§ **Written problem**:
Rewrite the lines below with each "bullet-dash" switched to "list-dash", changing nothing else.

==================================================

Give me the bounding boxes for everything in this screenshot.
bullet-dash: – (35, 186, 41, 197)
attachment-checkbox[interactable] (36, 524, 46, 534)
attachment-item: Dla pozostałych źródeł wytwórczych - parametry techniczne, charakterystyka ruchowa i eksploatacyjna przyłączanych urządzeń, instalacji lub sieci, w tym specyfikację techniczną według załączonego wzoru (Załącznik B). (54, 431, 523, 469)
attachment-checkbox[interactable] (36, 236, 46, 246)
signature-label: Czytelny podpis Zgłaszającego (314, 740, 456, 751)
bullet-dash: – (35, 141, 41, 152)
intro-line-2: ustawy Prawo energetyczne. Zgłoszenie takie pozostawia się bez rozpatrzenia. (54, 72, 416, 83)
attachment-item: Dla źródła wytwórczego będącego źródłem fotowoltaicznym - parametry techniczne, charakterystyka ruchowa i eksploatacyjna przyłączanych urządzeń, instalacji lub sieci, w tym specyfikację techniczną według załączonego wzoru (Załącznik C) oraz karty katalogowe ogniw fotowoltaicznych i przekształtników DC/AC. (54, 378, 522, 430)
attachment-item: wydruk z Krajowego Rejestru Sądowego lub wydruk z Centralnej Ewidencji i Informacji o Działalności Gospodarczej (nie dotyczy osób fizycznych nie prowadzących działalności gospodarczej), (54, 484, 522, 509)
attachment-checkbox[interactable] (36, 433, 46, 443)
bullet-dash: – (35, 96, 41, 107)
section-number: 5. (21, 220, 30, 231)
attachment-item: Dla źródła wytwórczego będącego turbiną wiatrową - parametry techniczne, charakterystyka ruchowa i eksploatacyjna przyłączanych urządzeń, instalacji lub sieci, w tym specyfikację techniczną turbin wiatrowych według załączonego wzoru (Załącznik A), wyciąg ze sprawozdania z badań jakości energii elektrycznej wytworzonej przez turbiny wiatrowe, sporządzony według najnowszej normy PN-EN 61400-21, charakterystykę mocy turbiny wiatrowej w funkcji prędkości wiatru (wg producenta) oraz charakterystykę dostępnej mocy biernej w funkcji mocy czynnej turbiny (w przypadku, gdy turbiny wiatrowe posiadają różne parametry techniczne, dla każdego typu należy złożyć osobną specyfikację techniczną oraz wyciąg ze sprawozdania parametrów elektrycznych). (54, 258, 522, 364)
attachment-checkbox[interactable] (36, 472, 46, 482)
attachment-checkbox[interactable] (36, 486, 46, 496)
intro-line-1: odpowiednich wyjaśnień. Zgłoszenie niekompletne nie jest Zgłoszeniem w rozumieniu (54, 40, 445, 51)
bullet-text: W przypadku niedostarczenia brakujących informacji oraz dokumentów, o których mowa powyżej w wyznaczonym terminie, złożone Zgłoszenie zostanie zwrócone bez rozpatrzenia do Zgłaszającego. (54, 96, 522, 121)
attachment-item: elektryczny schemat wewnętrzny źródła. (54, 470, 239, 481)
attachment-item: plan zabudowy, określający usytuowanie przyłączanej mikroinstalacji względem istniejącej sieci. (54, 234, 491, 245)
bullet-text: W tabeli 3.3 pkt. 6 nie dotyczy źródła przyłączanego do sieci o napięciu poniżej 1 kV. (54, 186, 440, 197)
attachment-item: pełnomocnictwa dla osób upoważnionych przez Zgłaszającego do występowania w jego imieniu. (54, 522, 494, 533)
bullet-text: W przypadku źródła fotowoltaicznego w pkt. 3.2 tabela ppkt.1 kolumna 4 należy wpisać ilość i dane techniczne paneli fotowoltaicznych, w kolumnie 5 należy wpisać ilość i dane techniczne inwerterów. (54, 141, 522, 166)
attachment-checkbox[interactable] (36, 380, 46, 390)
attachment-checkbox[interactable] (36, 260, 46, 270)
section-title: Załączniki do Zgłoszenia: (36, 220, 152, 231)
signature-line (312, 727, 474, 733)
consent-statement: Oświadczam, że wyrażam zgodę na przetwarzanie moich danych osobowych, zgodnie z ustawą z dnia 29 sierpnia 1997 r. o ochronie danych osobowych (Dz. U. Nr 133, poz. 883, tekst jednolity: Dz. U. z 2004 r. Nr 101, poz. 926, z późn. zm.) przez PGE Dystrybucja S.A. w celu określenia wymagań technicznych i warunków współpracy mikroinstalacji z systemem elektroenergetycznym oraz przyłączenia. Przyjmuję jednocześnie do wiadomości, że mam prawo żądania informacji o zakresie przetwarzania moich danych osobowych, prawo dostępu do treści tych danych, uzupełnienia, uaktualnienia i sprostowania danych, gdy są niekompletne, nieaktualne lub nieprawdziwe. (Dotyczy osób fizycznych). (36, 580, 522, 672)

==================================================

§ **The answer**:
Give me the bounding boxes for everything in this screenshot.
list-dash: – (35, 186, 41, 197)
attachment-checkbox[interactable] (36, 524, 46, 534)
attachment-item: Dla pozostałych źródeł wytwórczych - parametry techniczne, charakterystyka ruchowa i eksploatacyjna przyłączanych urządzeń, instalacji lub sieci, w tym specyfikację techniczną według załączonego wzoru (Załącznik B). (54, 431, 523, 469)
attachment-checkbox[interactable] (36, 236, 46, 246)
signature-label: Czytelny podpis Zgłaszającego (314, 740, 456, 751)
list-dash: – (35, 141, 41, 152)
intro-line-2: ustawy Prawo energetyczne. Zgłoszenie takie pozostawia się bez rozpatrzenia. (54, 72, 416, 83)
attachment-item: Dla źródła wytwórczego będącego źródłem fotowoltaicznym - parametry techniczne, charakterystyka ruchowa i eksploatacyjna przyłączanych urządzeń, instalacji lub sieci, w tym specyfikację techniczną według załączonego wzoru (Załącznik C) oraz karty katalogowe ogniw fotowoltaicznych i przekształtników DC/AC. (54, 378, 522, 430)
attachment-item: wydruk z Krajowego Rejestru Sądowego lub wydruk z Centralnej Ewidencji i Informacji o Działalności Gospodarczej (nie dotyczy osób fizycznych nie prowadzących działalności gospodarczej), (54, 484, 522, 509)
attachment-checkbox[interactable] (36, 433, 46, 443)
list-dash: – (35, 96, 41, 107)
section-number: 5. (21, 220, 30, 231)
attachment-item: Dla źródła wytwórczego będącego turbiną wiatrową - parametry techniczne, charakterystyka ruchowa i eksploatacyjna przyłączanych urządzeń, instalacji lub sieci, w tym specyfikację techniczną turbin wiatrowych według załączonego wzoru (Załącznik A), wyciąg ze sprawozdania z badań jakości energii elektrycznej wytworzonej przez turbiny wiatrowe, sporządzony według najnowszej normy PN-EN 61400-21, charakterystykę mocy turbiny wiatrowej w funkcji prędkości wiatru (wg producenta) oraz charakterystykę dostępnej mocy biernej w funkcji mocy czynnej turbiny (w przypadku, gdy turbiny wiatrowe posiadają różne parametry techniczne, dla każdego typu należy złożyć osobną specyfikację techniczną oraz wyciąg ze sprawozdania parametrów elektrycznych). (54, 258, 522, 364)
attachment-checkbox[interactable] (36, 472, 46, 482)
attachment-checkbox[interactable] (36, 486, 46, 496)
intro-line-1: odpowiednich wyjaśnień. Zgłoszenie niekompletne nie jest Zgłoszeniem w rozumieniu (54, 40, 445, 51)
bullet-text: W przypadku niedostarczenia brakujących informacji oraz dokumentów, o których mowa powyżej w wyznaczonym terminie, złożone Zgłoszenie zostanie zwrócone bez rozpatrzenia do Zgłaszającego. (54, 96, 522, 121)
attachment-item: elektryczny schemat wewnętrzny źródła. (54, 470, 239, 481)
attachment-item: plan zabudowy, określający usytuowanie przyłączanej mikroinstalacji względem istniejącej sieci. (54, 234, 491, 245)
bullet-text: W tabeli 3.3 pkt. 6 nie dotyczy źródła przyłączanego do sieci o napięciu poniżej 1 kV. (54, 186, 440, 197)
attachment-item: pełnomocnictwa dla osób upoważnionych przez Zgłaszającego do występowania w jego imieniu. (54, 522, 494, 533)
bullet-text: W przypadku źródła fotowoltaicznego w pkt. 3.2 tabela ppkt.1 kolumna 4 należy wpisać ilość i dane techniczne paneli fotowoltaicznych, w kolumnie 5 należy wpisać ilość i dane techniczne inwerterów. (54, 141, 522, 166)
attachment-checkbox[interactable] (36, 380, 46, 390)
attachment-checkbox[interactable] (36, 260, 46, 270)
section-title: Załączniki do Zgłoszenia: (36, 220, 152, 231)
signature-line (312, 727, 474, 733)
consent-statement: Oświadczam, że wyrażam zgodę na przetwarzanie moich danych osobowych, zgodnie z ustawą z dnia 29 sierpnia 1997 r. o ochronie danych osobowych (Dz. U. Nr 133, poz. 883, tekst jednolity: Dz. U. z 2004 r. Nr 101, poz. 926, z późn. zm.) przez PGE Dystrybucja S.A. w celu określenia wymagań technicznych i warunków współpracy mikroinstalacji z systemem elektroenergetycznym oraz przyłączenia. Przyjmuję jednocześnie do wiadomości, że mam prawo żądania informacji o zakresie przetwarzania moich danych osobowych, prawo dostępu do treści tych danych, uzupełnienia, uaktualnienia i sprostowania danych, gdy są niekompletne, nieaktualne lub nieprawdziwe. (Dotyczy osób fizycznych). (36, 580, 522, 672)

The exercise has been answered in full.